* MATERIALS PROVIDED

Start

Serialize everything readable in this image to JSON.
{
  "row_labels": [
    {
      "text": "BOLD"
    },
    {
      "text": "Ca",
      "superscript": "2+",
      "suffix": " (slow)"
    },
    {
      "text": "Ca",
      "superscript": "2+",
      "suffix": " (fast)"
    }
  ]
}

End

* WHAT THE TASK REQUIRES
Reproduce all of the data exactly as given.

* IN RESPONSE
Serialize everything readable in this image to JSON.
{
  "row_labels": [
    {
      "text": "BOLD"
    },
    {
      "text": "Ca",
      "superscript": "2+",
      "suffix": " (slow)"
    },
    {
      "text": "Ca",
      "superscript": "2+",
      "suffix": " (fast)"
    }
  ]
}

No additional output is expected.